:: Exercise material ::
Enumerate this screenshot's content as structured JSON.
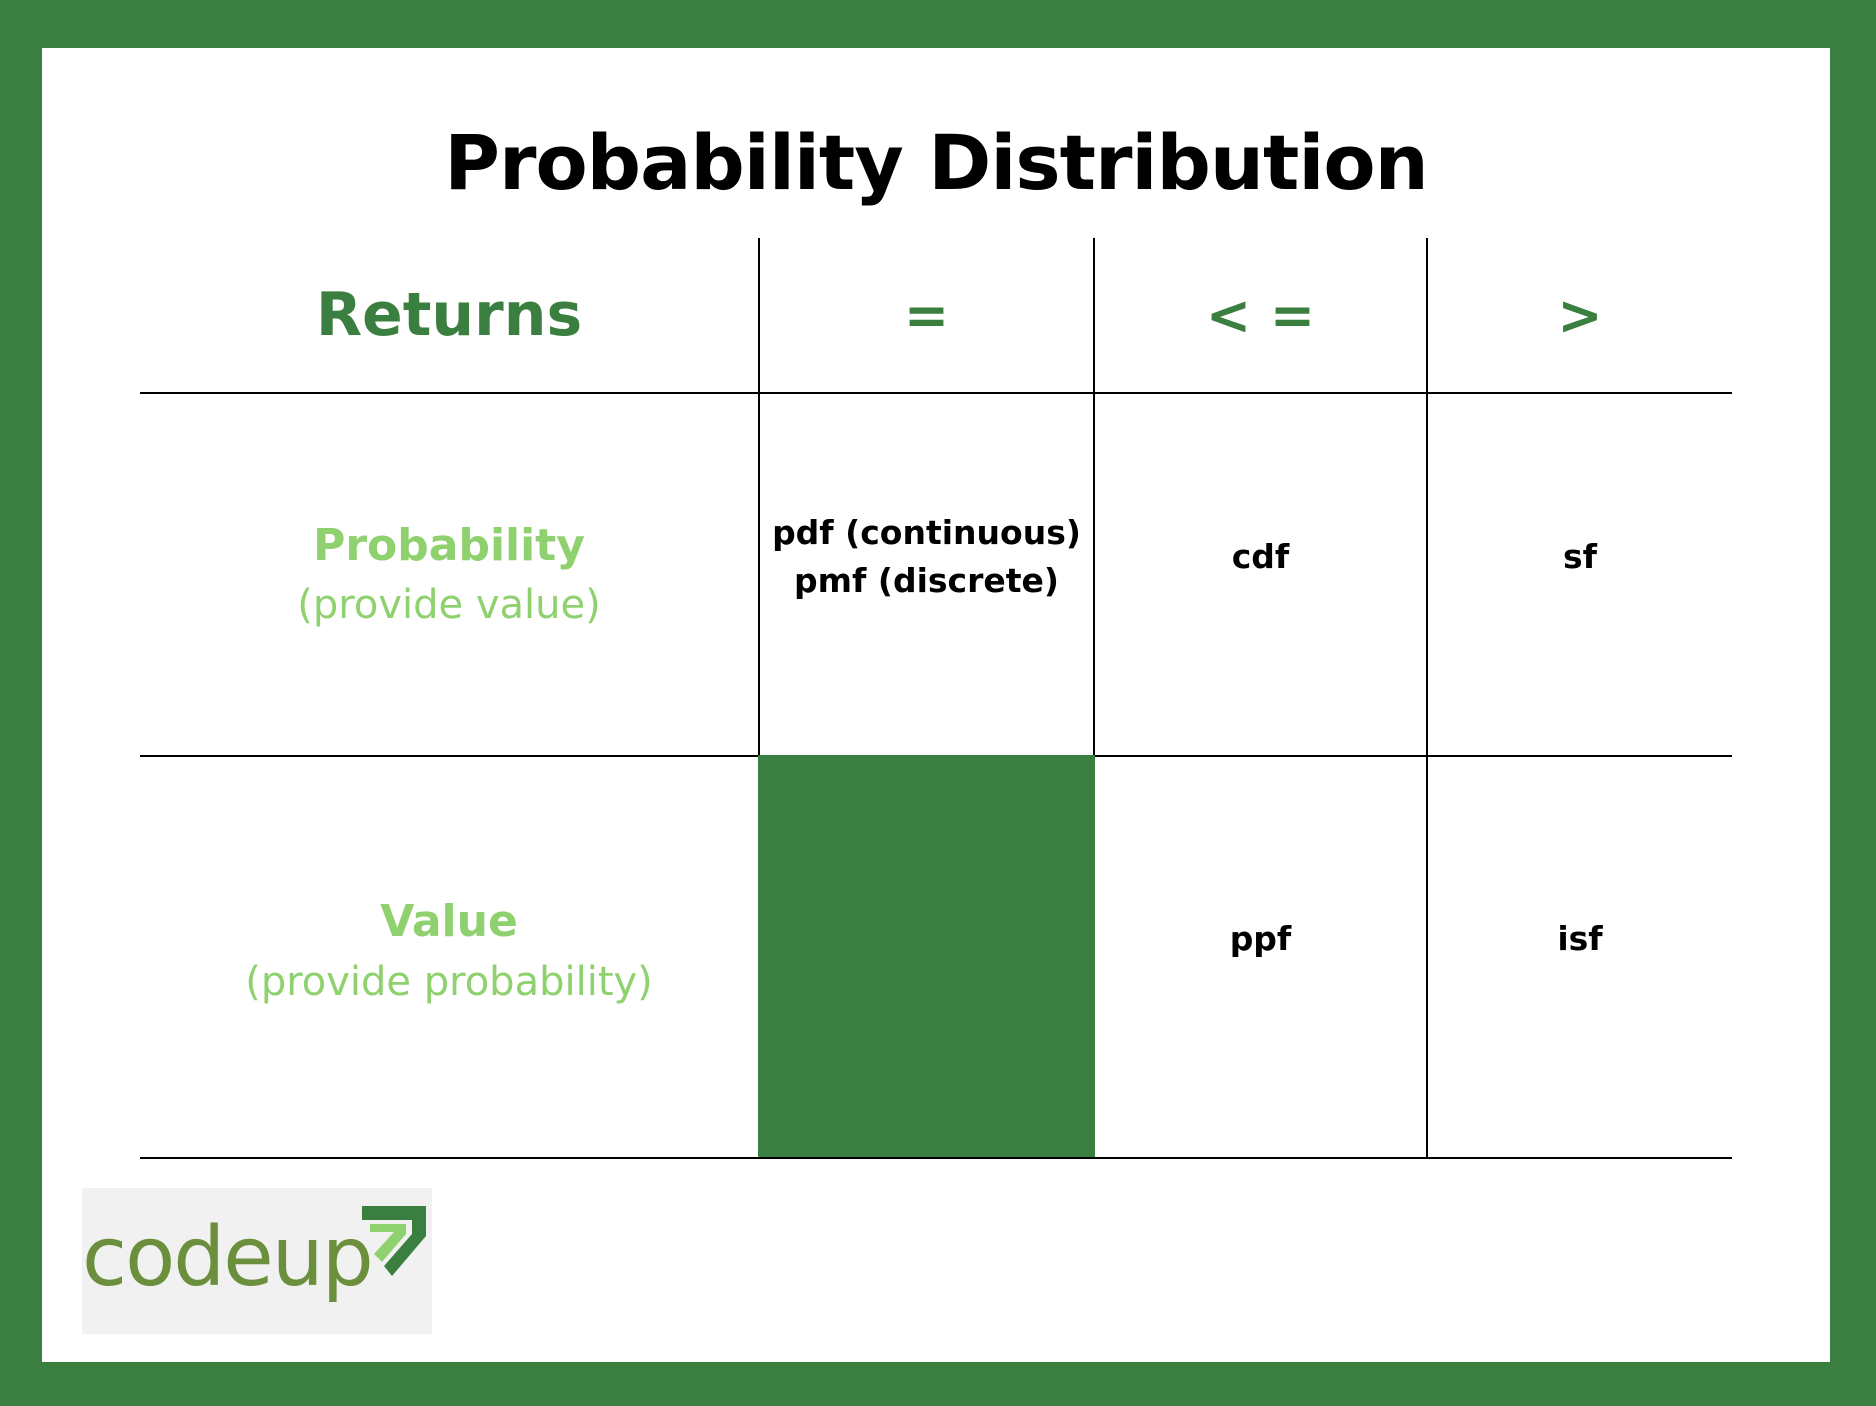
{
  "title": "Probability Distribution",
  "table": {
    "headers": [
      "Returns",
      "=",
      "< =",
      ">"
    ],
    "rows": [
      {
        "label": "Probability",
        "sublabel": "(provide value)",
        "eq": [
          "pdf (continuous)",
          "pmf (discrete)"
        ],
        "le": "cdf",
        "gt": "sf"
      },
      {
        "label": "Value",
        "sublabel": "(provide probability)",
        "eq": [],
        "le": "ppf",
        "gt": "isf"
      }
    ]
  },
  "logo": {
    "text": "codeup"
  },
  "colors": {
    "frame": "#3a7f40",
    "header_text": "#3a7f40",
    "row_label": "#8fd16f",
    "filled_cell": "#3a7f40",
    "logo_text": "#6b8f3c"
  }
}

:: Exercise aim ::
Retype every record above exactly as written, but leave out the pictures.

:: Task answer ::
Enumerate this screenshot's content as structured JSON.
{
  "title": "Probability Distribution",
  "table": {
    "headers": [
      "Returns",
      "=",
      "< =",
      ">"
    ],
    "rows": [
      {
        "label": "Probability",
        "sublabel": "(provide value)",
        "eq": [
          "pdf (continuous)",
          "pmf (discrete)"
        ],
        "le": "cdf",
        "gt": "sf"
      },
      {
        "label": "Value",
        "sublabel": "(provide probability)",
        "eq": [],
        "le": "ppf",
        "gt": "isf"
      }
    ]
  },
  "logo": {
    "text": "codeup"
  },
  "colors": {
    "frame": "#3a7f40",
    "header_text": "#3a7f40",
    "row_label": "#8fd16f",
    "filled_cell": "#3a7f40",
    "logo_text": "#6b8f3c"
  }
}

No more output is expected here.